Skip the pictures. Repeat everything else in the records word for word.

+++

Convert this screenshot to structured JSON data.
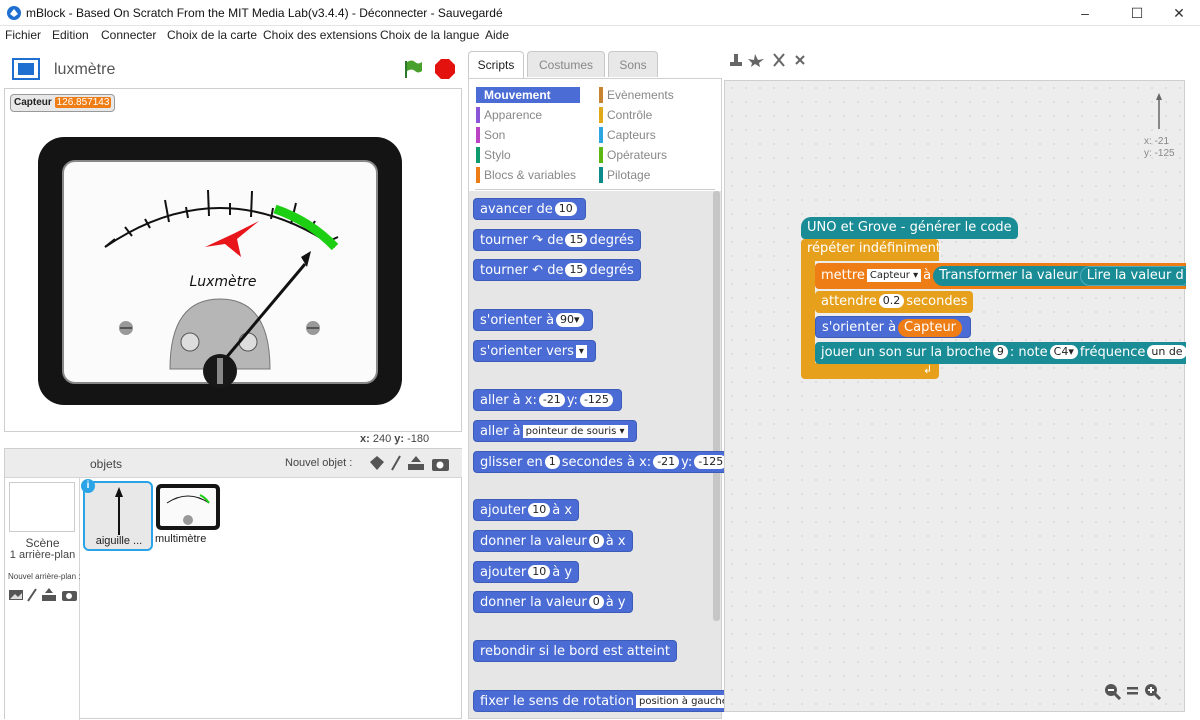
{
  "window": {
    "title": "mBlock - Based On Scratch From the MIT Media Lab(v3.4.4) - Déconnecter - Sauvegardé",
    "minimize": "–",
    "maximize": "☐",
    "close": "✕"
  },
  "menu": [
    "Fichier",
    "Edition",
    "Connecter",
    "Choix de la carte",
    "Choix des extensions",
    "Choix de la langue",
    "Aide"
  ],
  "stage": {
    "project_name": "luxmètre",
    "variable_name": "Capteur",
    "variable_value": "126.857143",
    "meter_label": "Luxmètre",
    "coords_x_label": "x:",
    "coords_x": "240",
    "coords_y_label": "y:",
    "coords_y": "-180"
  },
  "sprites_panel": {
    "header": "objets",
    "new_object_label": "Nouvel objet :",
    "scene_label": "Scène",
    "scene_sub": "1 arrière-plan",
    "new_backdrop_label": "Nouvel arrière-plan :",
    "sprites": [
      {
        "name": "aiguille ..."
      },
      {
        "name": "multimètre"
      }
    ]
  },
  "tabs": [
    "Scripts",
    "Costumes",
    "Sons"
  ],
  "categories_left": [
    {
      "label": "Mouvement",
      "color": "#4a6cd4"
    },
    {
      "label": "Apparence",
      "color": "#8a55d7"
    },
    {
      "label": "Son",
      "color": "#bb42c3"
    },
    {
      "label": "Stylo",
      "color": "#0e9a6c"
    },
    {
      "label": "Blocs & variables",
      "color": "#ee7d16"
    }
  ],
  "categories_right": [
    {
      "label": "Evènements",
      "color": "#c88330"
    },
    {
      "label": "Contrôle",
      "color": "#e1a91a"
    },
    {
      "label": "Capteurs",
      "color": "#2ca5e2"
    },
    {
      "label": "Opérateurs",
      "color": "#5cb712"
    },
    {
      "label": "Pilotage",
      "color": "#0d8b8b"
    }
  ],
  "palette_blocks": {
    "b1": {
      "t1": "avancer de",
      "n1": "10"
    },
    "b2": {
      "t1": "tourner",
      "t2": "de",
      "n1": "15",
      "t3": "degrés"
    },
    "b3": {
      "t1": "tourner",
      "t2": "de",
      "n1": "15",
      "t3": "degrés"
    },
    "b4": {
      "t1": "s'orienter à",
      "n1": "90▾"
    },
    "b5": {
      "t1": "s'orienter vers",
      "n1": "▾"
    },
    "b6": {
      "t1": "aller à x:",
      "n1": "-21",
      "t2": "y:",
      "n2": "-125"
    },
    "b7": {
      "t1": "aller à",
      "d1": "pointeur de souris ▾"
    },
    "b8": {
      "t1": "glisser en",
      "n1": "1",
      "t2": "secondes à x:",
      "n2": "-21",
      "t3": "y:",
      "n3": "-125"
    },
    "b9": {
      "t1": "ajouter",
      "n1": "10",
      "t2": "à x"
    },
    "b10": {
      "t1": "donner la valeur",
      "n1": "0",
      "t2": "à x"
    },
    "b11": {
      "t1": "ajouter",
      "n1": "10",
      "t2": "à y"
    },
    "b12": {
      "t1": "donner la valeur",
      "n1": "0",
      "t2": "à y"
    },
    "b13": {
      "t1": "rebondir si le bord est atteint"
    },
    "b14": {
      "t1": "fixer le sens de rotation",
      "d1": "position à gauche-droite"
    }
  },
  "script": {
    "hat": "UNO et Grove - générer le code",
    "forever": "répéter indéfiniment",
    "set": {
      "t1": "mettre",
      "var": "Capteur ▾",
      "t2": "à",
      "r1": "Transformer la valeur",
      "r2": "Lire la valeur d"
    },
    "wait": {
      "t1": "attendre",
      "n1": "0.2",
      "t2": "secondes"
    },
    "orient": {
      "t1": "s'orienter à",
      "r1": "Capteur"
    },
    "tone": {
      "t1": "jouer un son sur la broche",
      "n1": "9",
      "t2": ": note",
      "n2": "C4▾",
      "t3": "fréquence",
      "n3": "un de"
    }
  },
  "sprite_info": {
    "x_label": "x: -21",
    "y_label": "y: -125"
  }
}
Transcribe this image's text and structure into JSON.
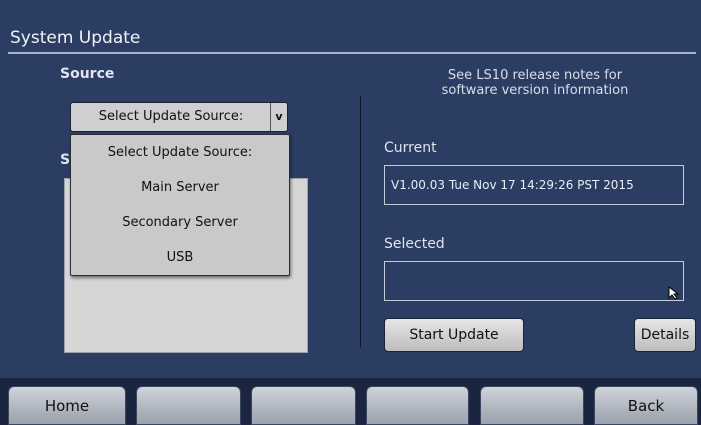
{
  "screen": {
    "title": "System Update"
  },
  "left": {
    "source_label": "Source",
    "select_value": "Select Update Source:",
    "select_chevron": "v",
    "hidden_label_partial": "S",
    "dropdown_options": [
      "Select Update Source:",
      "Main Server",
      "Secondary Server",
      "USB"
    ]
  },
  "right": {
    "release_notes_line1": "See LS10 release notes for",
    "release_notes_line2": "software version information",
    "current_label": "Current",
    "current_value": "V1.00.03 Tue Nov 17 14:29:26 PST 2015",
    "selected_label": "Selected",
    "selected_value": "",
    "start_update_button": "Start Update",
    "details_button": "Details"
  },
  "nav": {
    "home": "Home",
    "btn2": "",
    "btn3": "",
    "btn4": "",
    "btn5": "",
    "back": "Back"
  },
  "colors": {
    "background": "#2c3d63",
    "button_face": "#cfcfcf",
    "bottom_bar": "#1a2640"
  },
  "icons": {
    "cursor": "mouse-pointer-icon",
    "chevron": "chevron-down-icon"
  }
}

+++

▶ **RESULT**
Convert this screenshot to structured JSON data.
{
  "window": {
    "title": "mBlock - Based On Scratch From the MIT Media Lab(v3.4.4) - Déconnecter - Sauvegardé",
    "minimize": "–",
    "maximize": "☐",
    "close": "✕"
  },
  "menu": [
    "Fichier",
    "Edition",
    "Connecter",
    "Choix de la carte",
    "Choix des extensions",
    "Choix de la langue",
    "Aide"
  ],
  "stage": {
    "project_name": "luxmètre",
    "variable_name": "Capteur",
    "variable_value": "126.857143",
    "meter_label": "Luxmètre",
    "coords_x_label": "x:",
    "coords_x": "240",
    "coords_y_label": "y:",
    "coords_y": "-180"
  },
  "sprites_panel": {
    "header": "objets",
    "new_object_label": "Nouvel objet :",
    "scene_label": "Scène",
    "scene_sub": "1 arrière-plan",
    "new_backdrop_label": "Nouvel arrière-plan :",
    "sprites": [
      {
        "name": "aiguille ..."
      },
      {
        "name": "multimètre"
      }
    ]
  },
  "tabs": [
    "Scripts",
    "Costumes",
    "Sons"
  ],
  "categories_left": [
    {
      "label": "Mouvement",
      "color": "#4a6cd4"
    },
    {
      "label": "Apparence",
      "color": "#8a55d7"
    },
    {
      "label": "Son",
      "color": "#bb42c3"
    },
    {
      "label": "Stylo",
      "color": "#0e9a6c"
    },
    {
      "label": "Blocs & variables",
      "color": "#ee7d16"
    }
  ],
  "categories_right": [
    {
      "label": "Evènements",
      "color": "#c88330"
    },
    {
      "label": "Contrôle",
      "color": "#e1a91a"
    },
    {
      "label": "Capteurs",
      "color": "#2ca5e2"
    },
    {
      "label": "Opérateurs",
      "color": "#5cb712"
    },
    {
      "label": "Pilotage",
      "color": "#0d8b8b"
    }
  ],
  "palette_blocks": {
    "b1": {
      "t1": "avancer de",
      "n1": "10"
    },
    "b2": {
      "t1": "tourner",
      "t2": "de",
      "n1": "15",
      "t3": "degrés"
    },
    "b3": {
      "t1": "tourner",
      "t2": "de",
      "n1": "15",
      "t3": "degrés"
    },
    "b4": {
      "t1": "s'orienter à",
      "n1": "90▾"
    },
    "b5": {
      "t1": "s'orienter vers",
      "n1": "▾"
    },
    "b6": {
      "t1": "aller à x:",
      "n1": "-21",
      "t2": "y:",
      "n2": "-125"
    },
    "b7": {
      "t1": "aller à",
      "d1": "pointeur de souris ▾"
    },
    "b8": {
      "t1": "glisser en",
      "n1": "1",
      "t2": "secondes à x:",
      "n2": "-21",
      "t3": "y:",
      "n3": "-125"
    },
    "b9": {
      "t1": "ajouter",
      "n1": "10",
      "t2": "à x"
    },
    "b10": {
      "t1": "donner la valeur",
      "n1": "0",
      "t2": "à x"
    },
    "b11": {
      "t1": "ajouter",
      "n1": "10",
      "t2": "à y"
    },
    "b12": {
      "t1": "donner la valeur",
      "n1": "0",
      "t2": "à y"
    },
    "b13": {
      "t1": "rebondir si le bord est atteint"
    },
    "b14": {
      "t1": "fixer le sens de rotation",
      "d1": "position à gauche-droite"
    }
  },
  "script": {
    "hat": "UNO et Grove - générer le code",
    "forever": "répéter indéfiniment",
    "set": {
      "t1": "mettre",
      "var": "Capteur ▾",
      "t2": "à",
      "r1": "Transformer la valeur",
      "r2": "Lire la valeur d"
    },
    "wait": {
      "t1": "attendre",
      "n1": "0.2",
      "t2": "secondes"
    },
    "orient": {
      "t1": "s'orienter à",
      "r1": "Capteur"
    },
    "tone": {
      "t1": "jouer un son sur la broche",
      "n1": "9",
      "t2": ": note",
      "n2": "C4▾",
      "t3": "fréquence",
      "n3": "un de"
    }
  },
  "sprite_info": {
    "x_label": "x: -21",
    "y_label": "y: -125"
  }
}
Transcribe this image's text and structure into JSON.
{
  "screen": {
    "title": "System Update"
  },
  "left": {
    "source_label": "Source",
    "select_value": "Select Update Source:",
    "select_chevron": "v",
    "hidden_label_partial": "S",
    "dropdown_options": [
      "Select Update Source:",
      "Main Server",
      "Secondary Server",
      "USB"
    ]
  },
  "right": {
    "release_notes_line1": "See LS10 release notes for",
    "release_notes_line2": "software version information",
    "current_label": "Current",
    "current_value": "V1.00.03 Tue Nov 17 14:29:26 PST 2015",
    "selected_label": "Selected",
    "selected_value": "",
    "start_update_button": "Start Update",
    "details_button": "Details"
  },
  "nav": {
    "home": "Home",
    "btn2": "",
    "btn3": "",
    "btn4": "",
    "btn5": "",
    "back": "Back"
  },
  "colors": {
    "background": "#2c3d63",
    "button_face": "#cfcfcf",
    "bottom_bar": "#1a2640"
  },
  "icons": {
    "cursor": "mouse-pointer-icon",
    "chevron": "chevron-down-icon"
  }
}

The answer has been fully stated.